• Short exercise
What you return should match every record exactly, with the images removed.

• Recorded data
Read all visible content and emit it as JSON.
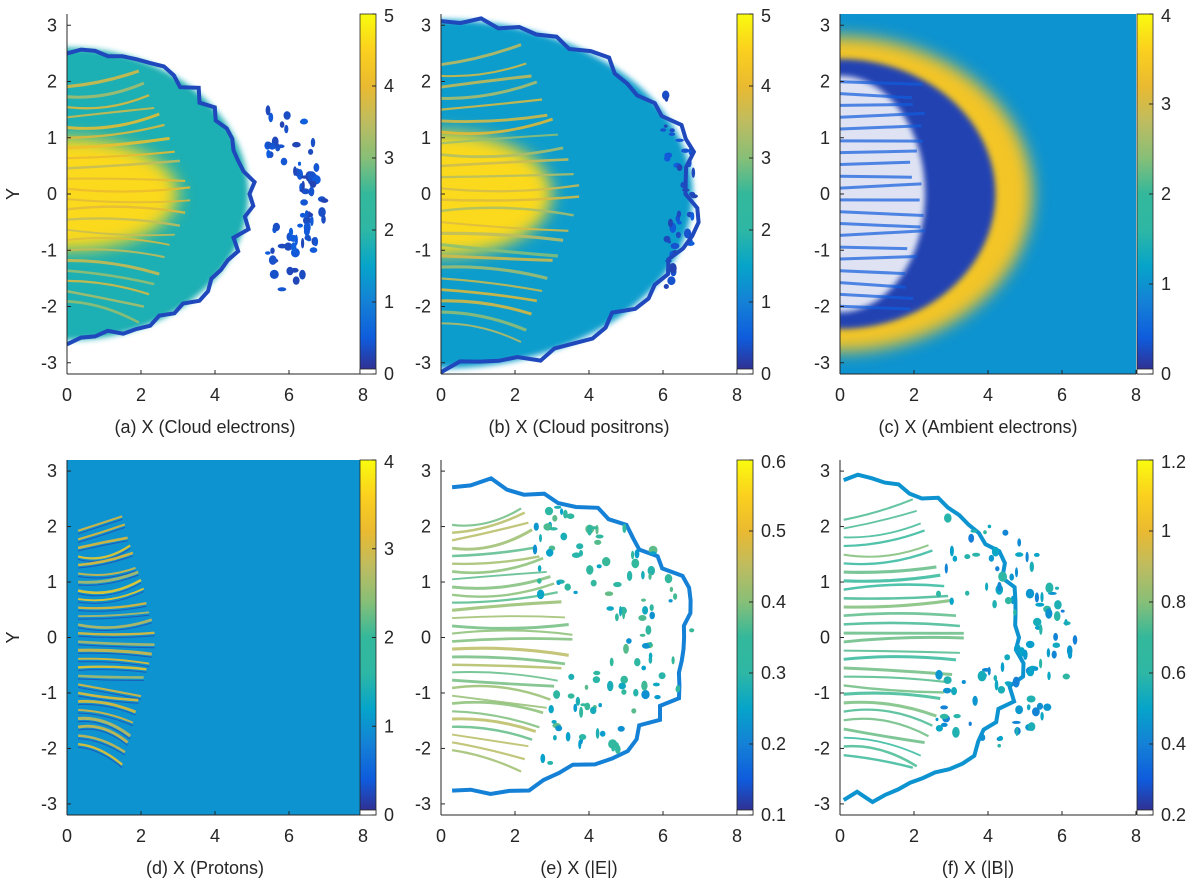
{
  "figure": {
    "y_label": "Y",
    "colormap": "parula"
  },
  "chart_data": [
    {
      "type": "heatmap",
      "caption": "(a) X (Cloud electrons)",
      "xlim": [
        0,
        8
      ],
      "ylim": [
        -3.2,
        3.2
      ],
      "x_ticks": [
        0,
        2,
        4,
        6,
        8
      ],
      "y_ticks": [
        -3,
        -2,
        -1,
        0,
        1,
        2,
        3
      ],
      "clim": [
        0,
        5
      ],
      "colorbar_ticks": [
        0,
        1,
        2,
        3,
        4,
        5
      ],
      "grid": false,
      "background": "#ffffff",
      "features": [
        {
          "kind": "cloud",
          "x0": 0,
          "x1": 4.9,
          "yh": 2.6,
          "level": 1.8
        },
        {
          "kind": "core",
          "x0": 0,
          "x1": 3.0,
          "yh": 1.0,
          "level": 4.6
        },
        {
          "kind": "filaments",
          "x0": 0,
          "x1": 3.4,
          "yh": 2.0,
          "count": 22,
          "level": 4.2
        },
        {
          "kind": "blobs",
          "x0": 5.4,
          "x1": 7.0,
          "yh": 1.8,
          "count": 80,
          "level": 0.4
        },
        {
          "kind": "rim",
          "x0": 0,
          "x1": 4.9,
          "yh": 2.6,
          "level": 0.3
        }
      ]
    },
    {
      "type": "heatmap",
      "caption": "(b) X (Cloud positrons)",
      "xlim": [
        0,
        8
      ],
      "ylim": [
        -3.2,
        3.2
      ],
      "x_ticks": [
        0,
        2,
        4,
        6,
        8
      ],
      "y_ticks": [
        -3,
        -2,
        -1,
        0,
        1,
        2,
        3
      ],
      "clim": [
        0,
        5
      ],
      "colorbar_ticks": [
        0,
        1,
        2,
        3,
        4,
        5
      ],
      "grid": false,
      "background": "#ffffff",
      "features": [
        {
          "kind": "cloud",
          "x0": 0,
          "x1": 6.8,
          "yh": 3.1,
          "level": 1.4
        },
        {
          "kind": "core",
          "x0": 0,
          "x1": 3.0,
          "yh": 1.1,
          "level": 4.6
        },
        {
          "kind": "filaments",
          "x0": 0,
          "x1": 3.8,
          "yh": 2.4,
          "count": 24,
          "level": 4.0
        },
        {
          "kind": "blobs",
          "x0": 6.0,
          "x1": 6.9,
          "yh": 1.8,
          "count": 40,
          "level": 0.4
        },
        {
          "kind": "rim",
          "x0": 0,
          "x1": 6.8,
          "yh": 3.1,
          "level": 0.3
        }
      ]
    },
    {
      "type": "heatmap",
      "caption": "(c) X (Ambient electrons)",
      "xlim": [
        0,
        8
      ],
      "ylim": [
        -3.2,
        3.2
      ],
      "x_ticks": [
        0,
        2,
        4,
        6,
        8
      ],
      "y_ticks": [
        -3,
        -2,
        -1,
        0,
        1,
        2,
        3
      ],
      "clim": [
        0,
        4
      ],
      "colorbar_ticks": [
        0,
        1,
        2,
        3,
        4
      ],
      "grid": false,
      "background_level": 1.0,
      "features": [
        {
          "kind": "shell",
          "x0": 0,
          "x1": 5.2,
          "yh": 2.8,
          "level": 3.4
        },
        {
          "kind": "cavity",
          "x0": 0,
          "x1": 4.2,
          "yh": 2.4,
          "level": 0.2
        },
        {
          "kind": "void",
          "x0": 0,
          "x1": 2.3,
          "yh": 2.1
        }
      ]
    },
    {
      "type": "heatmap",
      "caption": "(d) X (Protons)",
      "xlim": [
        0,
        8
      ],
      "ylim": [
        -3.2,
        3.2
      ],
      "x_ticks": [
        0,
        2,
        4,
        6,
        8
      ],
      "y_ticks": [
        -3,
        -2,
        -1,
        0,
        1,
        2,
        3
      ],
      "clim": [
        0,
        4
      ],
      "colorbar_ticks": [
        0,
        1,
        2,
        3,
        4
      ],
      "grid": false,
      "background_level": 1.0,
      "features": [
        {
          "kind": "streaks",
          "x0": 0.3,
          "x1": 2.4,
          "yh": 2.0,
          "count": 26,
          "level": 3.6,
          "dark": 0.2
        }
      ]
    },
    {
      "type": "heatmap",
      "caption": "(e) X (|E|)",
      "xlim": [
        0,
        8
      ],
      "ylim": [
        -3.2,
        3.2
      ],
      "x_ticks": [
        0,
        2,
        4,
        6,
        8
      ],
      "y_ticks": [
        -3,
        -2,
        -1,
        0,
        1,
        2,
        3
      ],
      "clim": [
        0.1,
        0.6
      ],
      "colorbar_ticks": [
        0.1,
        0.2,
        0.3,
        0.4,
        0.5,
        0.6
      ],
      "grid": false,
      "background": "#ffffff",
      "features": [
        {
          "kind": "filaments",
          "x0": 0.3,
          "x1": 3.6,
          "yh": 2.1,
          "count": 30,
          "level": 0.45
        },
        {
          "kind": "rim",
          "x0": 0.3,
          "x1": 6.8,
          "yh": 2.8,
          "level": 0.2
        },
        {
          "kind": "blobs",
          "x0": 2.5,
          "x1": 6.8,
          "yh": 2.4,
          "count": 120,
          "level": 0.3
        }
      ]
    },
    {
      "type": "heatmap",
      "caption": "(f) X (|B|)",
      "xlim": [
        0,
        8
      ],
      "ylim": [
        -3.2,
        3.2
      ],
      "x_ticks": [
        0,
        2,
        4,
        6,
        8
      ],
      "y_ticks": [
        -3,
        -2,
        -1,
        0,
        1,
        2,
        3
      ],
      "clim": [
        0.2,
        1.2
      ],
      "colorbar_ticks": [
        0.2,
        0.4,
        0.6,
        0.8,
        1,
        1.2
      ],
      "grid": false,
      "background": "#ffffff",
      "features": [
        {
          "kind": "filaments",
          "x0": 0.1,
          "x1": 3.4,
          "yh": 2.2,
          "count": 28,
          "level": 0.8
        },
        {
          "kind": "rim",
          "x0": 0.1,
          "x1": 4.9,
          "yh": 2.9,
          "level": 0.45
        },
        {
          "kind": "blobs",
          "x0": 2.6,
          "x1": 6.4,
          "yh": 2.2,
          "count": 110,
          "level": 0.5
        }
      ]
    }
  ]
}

• Solution to this problem
Read all visible content and emit it as JSON.
{
  "figure": {
    "y_label": "Y",
    "colormap": "parula"
  },
  "chart_data": [
    {
      "type": "heatmap",
      "caption": "(a) X (Cloud electrons)",
      "xlim": [
        0,
        8
      ],
      "ylim": [
        -3.2,
        3.2
      ],
      "x_ticks": [
        0,
        2,
        4,
        6,
        8
      ],
      "y_ticks": [
        -3,
        -2,
        -1,
        0,
        1,
        2,
        3
      ],
      "clim": [
        0,
        5
      ],
      "colorbar_ticks": [
        0,
        1,
        2,
        3,
        4,
        5
      ],
      "grid": false,
      "background": "#ffffff",
      "features": [
        {
          "kind": "cloud",
          "x0": 0,
          "x1": 4.9,
          "yh": 2.6,
          "level": 1.8
        },
        {
          "kind": "core",
          "x0": 0,
          "x1": 3.0,
          "yh": 1.0,
          "level": 4.6
        },
        {
          "kind": "filaments",
          "x0": 0,
          "x1": 3.4,
          "yh": 2.0,
          "count": 22,
          "level": 4.2
        },
        {
          "kind": "blobs",
          "x0": 5.4,
          "x1": 7.0,
          "yh": 1.8,
          "count": 80,
          "level": 0.4
        },
        {
          "kind": "rim",
          "x0": 0,
          "x1": 4.9,
          "yh": 2.6,
          "level": 0.3
        }
      ]
    },
    {
      "type": "heatmap",
      "caption": "(b) X (Cloud positrons)",
      "xlim": [
        0,
        8
      ],
      "ylim": [
        -3.2,
        3.2
      ],
      "x_ticks": [
        0,
        2,
        4,
        6,
        8
      ],
      "y_ticks": [
        -3,
        -2,
        -1,
        0,
        1,
        2,
        3
      ],
      "clim": [
        0,
        5
      ],
      "colorbar_ticks": [
        0,
        1,
        2,
        3,
        4,
        5
      ],
      "grid": false,
      "background": "#ffffff",
      "features": [
        {
          "kind": "cloud",
          "x0": 0,
          "x1": 6.8,
          "yh": 3.1,
          "level": 1.4
        },
        {
          "kind": "core",
          "x0": 0,
          "x1": 3.0,
          "yh": 1.1,
          "level": 4.6
        },
        {
          "kind": "filaments",
          "x0": 0,
          "x1": 3.8,
          "yh": 2.4,
          "count": 24,
          "level": 4.0
        },
        {
          "kind": "blobs",
          "x0": 6.0,
          "x1": 6.9,
          "yh": 1.8,
          "count": 40,
          "level": 0.4
        },
        {
          "kind": "rim",
          "x0": 0,
          "x1": 6.8,
          "yh": 3.1,
          "level": 0.3
        }
      ]
    },
    {
      "type": "heatmap",
      "caption": "(c) X (Ambient electrons)",
      "xlim": [
        0,
        8
      ],
      "ylim": [
        -3.2,
        3.2
      ],
      "x_ticks": [
        0,
        2,
        4,
        6,
        8
      ],
      "y_ticks": [
        -3,
        -2,
        -1,
        0,
        1,
        2,
        3
      ],
      "clim": [
        0,
        4
      ],
      "colorbar_ticks": [
        0,
        1,
        2,
        3,
        4
      ],
      "grid": false,
      "background_level": 1.0,
      "features": [
        {
          "kind": "shell",
          "x0": 0,
          "x1": 5.2,
          "yh": 2.8,
          "level": 3.4
        },
        {
          "kind": "cavity",
          "x0": 0,
          "x1": 4.2,
          "yh": 2.4,
          "level": 0.2
        },
        {
          "kind": "void",
          "x0": 0,
          "x1": 2.3,
          "yh": 2.1
        }
      ]
    },
    {
      "type": "heatmap",
      "caption": "(d) X (Protons)",
      "xlim": [
        0,
        8
      ],
      "ylim": [
        -3.2,
        3.2
      ],
      "x_ticks": [
        0,
        2,
        4,
        6,
        8
      ],
      "y_ticks": [
        -3,
        -2,
        -1,
        0,
        1,
        2,
        3
      ],
      "clim": [
        0,
        4
      ],
      "colorbar_ticks": [
        0,
        1,
        2,
        3,
        4
      ],
      "grid": false,
      "background_level": 1.0,
      "features": [
        {
          "kind": "streaks",
          "x0": 0.3,
          "x1": 2.4,
          "yh": 2.0,
          "count": 26,
          "level": 3.6,
          "dark": 0.2
        }
      ]
    },
    {
      "type": "heatmap",
      "caption": "(e) X (|E|)",
      "xlim": [
        0,
        8
      ],
      "ylim": [
        -3.2,
        3.2
      ],
      "x_ticks": [
        0,
        2,
        4,
        6,
        8
      ],
      "y_ticks": [
        -3,
        -2,
        -1,
        0,
        1,
        2,
        3
      ],
      "clim": [
        0.1,
        0.6
      ],
      "colorbar_ticks": [
        0.1,
        0.2,
        0.3,
        0.4,
        0.5,
        0.6
      ],
      "grid": false,
      "background": "#ffffff",
      "features": [
        {
          "kind": "filaments",
          "x0": 0.3,
          "x1": 3.6,
          "yh": 2.1,
          "count": 30,
          "level": 0.45
        },
        {
          "kind": "rim",
          "x0": 0.3,
          "x1": 6.8,
          "yh": 2.8,
          "level": 0.2
        },
        {
          "kind": "blobs",
          "x0": 2.5,
          "x1": 6.8,
          "yh": 2.4,
          "count": 120,
          "level": 0.3
        }
      ]
    },
    {
      "type": "heatmap",
      "caption": "(f) X (|B|)",
      "xlim": [
        0,
        8
      ],
      "ylim": [
        -3.2,
        3.2
      ],
      "x_ticks": [
        0,
        2,
        4,
        6,
        8
      ],
      "y_ticks": [
        -3,
        -2,
        -1,
        0,
        1,
        2,
        3
      ],
      "clim": [
        0.2,
        1.2
      ],
      "colorbar_ticks": [
        0.2,
        0.4,
        0.6,
        0.8,
        1,
        1.2
      ],
      "grid": false,
      "background": "#ffffff",
      "features": [
        {
          "kind": "filaments",
          "x0": 0.1,
          "x1": 3.4,
          "yh": 2.2,
          "count": 28,
          "level": 0.8
        },
        {
          "kind": "rim",
          "x0": 0.1,
          "x1": 4.9,
          "yh": 2.9,
          "level": 0.45
        },
        {
          "kind": "blobs",
          "x0": 2.6,
          "x1": 6.4,
          "yh": 2.2,
          "count": 110,
          "level": 0.5
        }
      ]
    }
  ]
}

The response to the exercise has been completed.